[EXTRACTED INFORMATION]
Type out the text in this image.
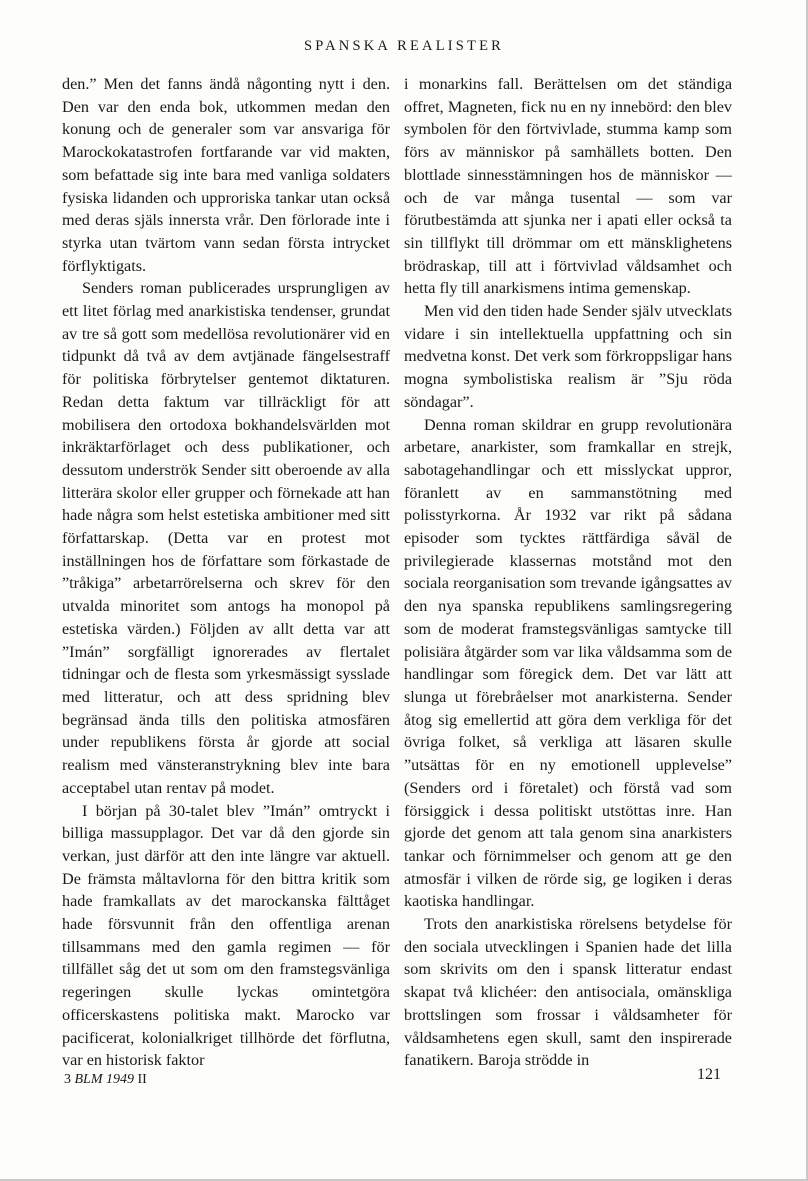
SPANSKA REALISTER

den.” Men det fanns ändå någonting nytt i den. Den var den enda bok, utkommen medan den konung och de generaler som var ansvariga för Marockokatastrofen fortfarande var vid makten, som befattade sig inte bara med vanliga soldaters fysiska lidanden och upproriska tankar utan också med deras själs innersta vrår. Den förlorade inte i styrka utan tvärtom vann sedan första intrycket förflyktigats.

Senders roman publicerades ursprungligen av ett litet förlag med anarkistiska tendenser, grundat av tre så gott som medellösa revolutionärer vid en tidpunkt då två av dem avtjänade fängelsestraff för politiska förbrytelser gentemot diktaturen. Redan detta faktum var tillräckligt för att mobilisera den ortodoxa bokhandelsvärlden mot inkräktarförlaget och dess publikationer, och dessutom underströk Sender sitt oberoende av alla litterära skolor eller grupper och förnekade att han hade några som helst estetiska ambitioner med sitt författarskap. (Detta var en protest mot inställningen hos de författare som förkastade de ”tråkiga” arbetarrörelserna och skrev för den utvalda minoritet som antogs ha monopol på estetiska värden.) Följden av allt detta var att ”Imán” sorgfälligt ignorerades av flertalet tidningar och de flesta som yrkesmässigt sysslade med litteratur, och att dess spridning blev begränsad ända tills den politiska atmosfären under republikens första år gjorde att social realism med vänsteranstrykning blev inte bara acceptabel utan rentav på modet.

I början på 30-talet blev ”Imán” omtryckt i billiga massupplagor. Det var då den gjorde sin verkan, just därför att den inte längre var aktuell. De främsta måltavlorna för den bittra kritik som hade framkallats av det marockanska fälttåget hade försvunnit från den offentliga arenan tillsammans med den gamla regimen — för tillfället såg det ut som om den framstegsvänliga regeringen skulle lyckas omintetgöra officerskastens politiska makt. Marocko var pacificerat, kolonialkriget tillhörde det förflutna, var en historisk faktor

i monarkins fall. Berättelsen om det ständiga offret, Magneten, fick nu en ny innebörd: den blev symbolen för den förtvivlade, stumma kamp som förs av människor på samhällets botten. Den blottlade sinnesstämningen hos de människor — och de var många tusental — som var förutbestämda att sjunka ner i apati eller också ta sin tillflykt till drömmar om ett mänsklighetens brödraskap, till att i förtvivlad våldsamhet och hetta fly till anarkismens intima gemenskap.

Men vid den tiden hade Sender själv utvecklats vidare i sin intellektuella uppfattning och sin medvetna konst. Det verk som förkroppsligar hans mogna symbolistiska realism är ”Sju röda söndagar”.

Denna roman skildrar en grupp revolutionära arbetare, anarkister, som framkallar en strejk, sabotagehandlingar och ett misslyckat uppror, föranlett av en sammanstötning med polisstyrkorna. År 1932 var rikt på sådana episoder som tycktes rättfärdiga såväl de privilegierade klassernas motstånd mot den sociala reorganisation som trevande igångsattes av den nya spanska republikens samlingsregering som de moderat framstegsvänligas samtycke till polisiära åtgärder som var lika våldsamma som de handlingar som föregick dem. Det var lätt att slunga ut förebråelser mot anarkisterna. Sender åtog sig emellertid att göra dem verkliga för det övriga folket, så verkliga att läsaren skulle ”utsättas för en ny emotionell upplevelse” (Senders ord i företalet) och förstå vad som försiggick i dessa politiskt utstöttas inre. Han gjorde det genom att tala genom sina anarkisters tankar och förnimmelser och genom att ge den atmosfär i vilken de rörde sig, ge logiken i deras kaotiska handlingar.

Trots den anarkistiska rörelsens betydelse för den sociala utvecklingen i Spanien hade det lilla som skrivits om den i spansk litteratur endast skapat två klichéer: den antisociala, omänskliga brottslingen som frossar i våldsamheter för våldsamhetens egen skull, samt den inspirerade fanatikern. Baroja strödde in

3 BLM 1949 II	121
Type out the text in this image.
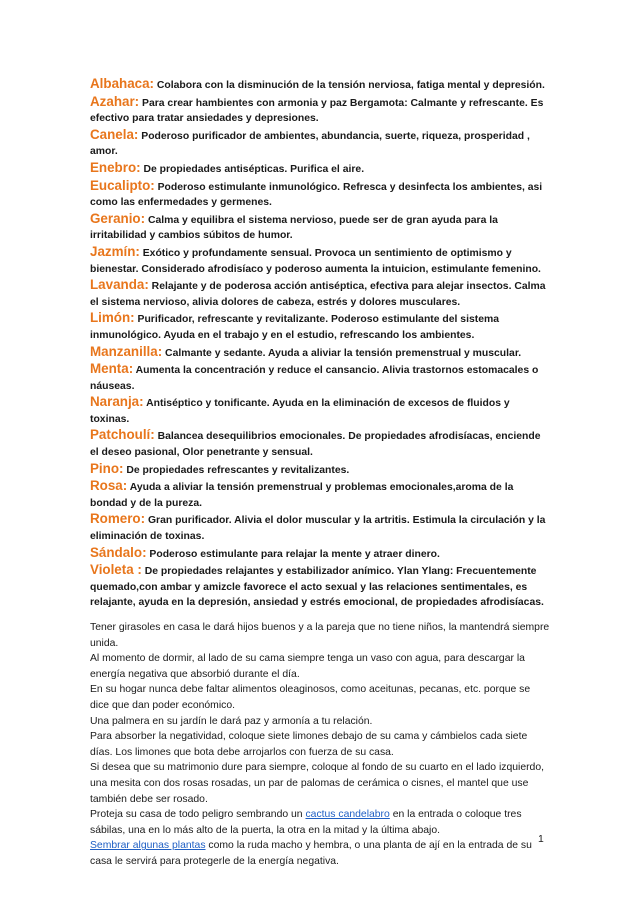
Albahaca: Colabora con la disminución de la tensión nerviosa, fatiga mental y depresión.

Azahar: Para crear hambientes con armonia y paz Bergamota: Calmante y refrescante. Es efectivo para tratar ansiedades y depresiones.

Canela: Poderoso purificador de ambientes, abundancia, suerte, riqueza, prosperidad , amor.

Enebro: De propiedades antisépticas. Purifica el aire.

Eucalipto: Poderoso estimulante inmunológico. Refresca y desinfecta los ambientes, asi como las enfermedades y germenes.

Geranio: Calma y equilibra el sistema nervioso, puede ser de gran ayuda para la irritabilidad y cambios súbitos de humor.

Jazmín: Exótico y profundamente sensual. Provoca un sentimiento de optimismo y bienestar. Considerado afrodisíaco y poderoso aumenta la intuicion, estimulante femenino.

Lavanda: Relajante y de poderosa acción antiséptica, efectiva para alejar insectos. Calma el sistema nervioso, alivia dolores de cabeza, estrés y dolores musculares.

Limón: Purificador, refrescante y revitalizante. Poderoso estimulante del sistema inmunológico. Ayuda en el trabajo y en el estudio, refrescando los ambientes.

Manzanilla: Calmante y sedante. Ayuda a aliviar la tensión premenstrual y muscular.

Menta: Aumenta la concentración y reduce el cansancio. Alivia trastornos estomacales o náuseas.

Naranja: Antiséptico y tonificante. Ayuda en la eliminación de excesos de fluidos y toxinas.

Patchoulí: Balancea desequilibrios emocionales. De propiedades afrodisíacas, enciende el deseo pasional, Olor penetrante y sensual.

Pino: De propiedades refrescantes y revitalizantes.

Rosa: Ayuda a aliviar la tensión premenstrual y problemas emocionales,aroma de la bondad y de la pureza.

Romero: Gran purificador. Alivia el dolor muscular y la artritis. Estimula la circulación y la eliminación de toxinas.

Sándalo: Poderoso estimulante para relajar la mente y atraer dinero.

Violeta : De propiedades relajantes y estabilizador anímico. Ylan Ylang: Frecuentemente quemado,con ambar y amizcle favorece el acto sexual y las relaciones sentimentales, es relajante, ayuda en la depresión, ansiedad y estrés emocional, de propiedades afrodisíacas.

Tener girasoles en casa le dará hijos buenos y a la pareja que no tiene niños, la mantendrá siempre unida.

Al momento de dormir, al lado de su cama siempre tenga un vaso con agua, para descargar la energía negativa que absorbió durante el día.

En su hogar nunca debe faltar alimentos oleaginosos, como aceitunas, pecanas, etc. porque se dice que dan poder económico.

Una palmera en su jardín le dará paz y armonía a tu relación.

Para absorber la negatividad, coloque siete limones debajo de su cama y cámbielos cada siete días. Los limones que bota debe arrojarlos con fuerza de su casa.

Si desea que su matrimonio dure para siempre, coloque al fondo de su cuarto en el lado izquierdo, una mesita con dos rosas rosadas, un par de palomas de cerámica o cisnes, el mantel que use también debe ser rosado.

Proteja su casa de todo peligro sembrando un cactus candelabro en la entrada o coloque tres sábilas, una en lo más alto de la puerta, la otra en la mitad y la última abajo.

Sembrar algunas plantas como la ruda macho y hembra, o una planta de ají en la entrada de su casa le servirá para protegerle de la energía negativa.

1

[WHAT TO WORK ON] Whenever the string "Calmante" occurs in a line of the entries above, copy that line.

[ANSWER AREA]
Azahar: Para crear hambientes con armonia y paz Bergamota: Calmante y refrescante. Es efectivo para tratar ansiedades y depresiones.
Manzanilla: Calmante y sedante. Ayuda a aliviar la tensión premenstrual y muscular.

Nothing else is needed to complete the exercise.